* RECORD EXTRACTS
══════════════════════════════

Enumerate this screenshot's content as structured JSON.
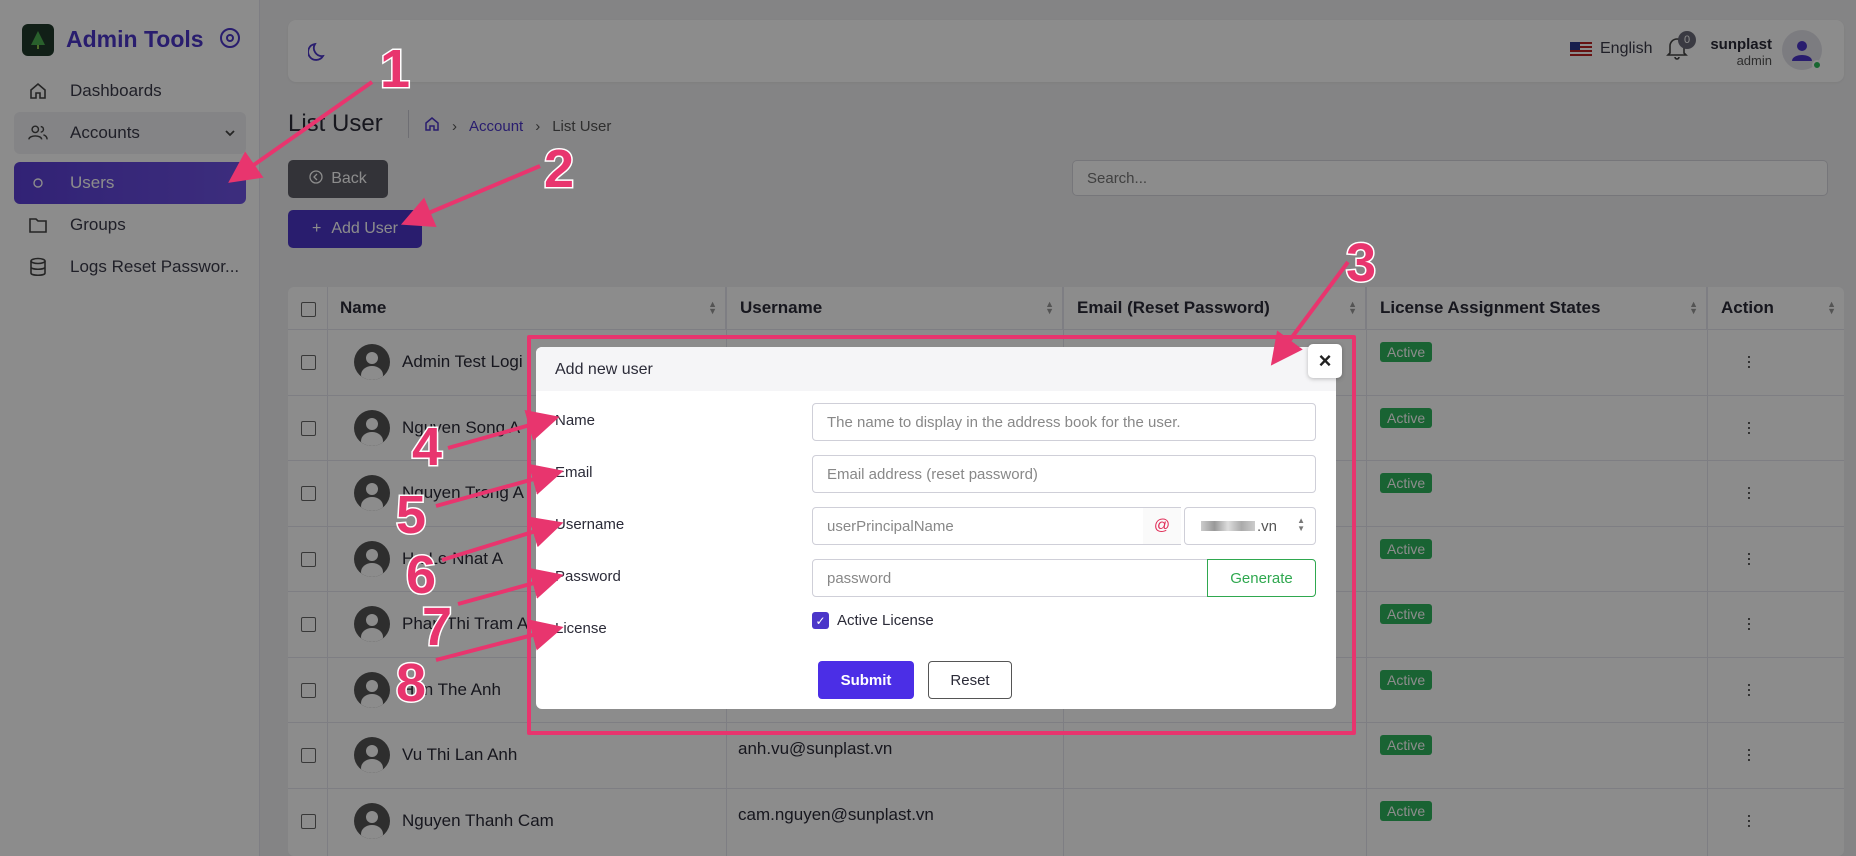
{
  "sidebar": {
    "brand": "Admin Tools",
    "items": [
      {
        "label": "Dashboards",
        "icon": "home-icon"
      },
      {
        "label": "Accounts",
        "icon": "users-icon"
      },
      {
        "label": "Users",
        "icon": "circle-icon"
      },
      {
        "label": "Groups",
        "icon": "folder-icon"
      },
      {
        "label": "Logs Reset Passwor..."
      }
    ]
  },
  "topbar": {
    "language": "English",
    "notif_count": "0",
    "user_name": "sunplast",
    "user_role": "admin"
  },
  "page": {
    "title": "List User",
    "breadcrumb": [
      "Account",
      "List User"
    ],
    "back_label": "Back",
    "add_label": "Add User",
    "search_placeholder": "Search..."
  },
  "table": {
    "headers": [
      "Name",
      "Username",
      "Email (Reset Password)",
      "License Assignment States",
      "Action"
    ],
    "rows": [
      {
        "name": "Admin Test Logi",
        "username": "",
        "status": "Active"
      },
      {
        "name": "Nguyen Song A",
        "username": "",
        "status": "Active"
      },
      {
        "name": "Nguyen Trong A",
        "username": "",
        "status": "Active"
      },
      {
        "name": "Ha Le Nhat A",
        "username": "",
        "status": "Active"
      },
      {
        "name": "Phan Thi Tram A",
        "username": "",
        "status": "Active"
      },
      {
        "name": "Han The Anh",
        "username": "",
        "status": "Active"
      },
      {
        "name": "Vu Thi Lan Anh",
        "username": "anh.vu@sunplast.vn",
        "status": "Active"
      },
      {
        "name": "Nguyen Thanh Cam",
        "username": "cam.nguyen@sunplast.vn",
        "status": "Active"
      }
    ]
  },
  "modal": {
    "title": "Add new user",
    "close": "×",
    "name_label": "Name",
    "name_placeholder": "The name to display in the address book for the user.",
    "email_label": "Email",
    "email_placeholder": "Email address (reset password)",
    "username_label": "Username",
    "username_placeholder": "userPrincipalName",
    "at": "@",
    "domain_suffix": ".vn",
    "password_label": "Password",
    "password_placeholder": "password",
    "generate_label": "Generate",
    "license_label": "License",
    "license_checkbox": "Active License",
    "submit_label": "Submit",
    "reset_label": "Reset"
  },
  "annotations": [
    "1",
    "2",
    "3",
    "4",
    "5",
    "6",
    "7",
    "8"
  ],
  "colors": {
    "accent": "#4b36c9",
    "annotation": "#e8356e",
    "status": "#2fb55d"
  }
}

══════════════════════════════

* EXERCISE PROMPT
Pictures appear in the records above. Output everything except them, exactly.

* SOLUTION TO THE PROBLEM
Enumerate this screenshot's content as structured JSON.
{
  "sidebar": {
    "brand": "Admin Tools",
    "items": [
      {
        "label": "Dashboards",
        "icon": "home-icon"
      },
      {
        "label": "Accounts",
        "icon": "users-icon"
      },
      {
        "label": "Users",
        "icon": "circle-icon"
      },
      {
        "label": "Groups",
        "icon": "folder-icon"
      },
      {
        "label": "Logs Reset Passwor..."
      }
    ]
  },
  "topbar": {
    "language": "English",
    "notif_count": "0",
    "user_name": "sunplast",
    "user_role": "admin"
  },
  "page": {
    "title": "List User",
    "breadcrumb": [
      "Account",
      "List User"
    ],
    "back_label": "Back",
    "add_label": "Add User",
    "search_placeholder": "Search..."
  },
  "table": {
    "headers": [
      "Name",
      "Username",
      "Email (Reset Password)",
      "License Assignment States",
      "Action"
    ],
    "rows": [
      {
        "name": "Admin Test Logi",
        "username": "",
        "status": "Active"
      },
      {
        "name": "Nguyen Song A",
        "username": "",
        "status": "Active"
      },
      {
        "name": "Nguyen Trong A",
        "username": "",
        "status": "Active"
      },
      {
        "name": "Ha Le Nhat A",
        "username": "",
        "status": "Active"
      },
      {
        "name": "Phan Thi Tram A",
        "username": "",
        "status": "Active"
      },
      {
        "name": "Han The Anh",
        "username": "",
        "status": "Active"
      },
      {
        "name": "Vu Thi Lan Anh",
        "username": "anh.vu@sunplast.vn",
        "status": "Active"
      },
      {
        "name": "Nguyen Thanh Cam",
        "username": "cam.nguyen@sunplast.vn",
        "status": "Active"
      }
    ]
  },
  "modal": {
    "title": "Add new user",
    "close": "×",
    "name_label": "Name",
    "name_placeholder": "The name to display in the address book for the user.",
    "email_label": "Email",
    "email_placeholder": "Email address (reset password)",
    "username_label": "Username",
    "username_placeholder": "userPrincipalName",
    "at": "@",
    "domain_suffix": ".vn",
    "password_label": "Password",
    "password_placeholder": "password",
    "generate_label": "Generate",
    "license_label": "License",
    "license_checkbox": "Active License",
    "submit_label": "Submit",
    "reset_label": "Reset"
  },
  "annotations": [
    "1",
    "2",
    "3",
    "4",
    "5",
    "6",
    "7",
    "8"
  ],
  "colors": {
    "accent": "#4b36c9",
    "annotation": "#e8356e",
    "status": "#2fb55d"
  }
}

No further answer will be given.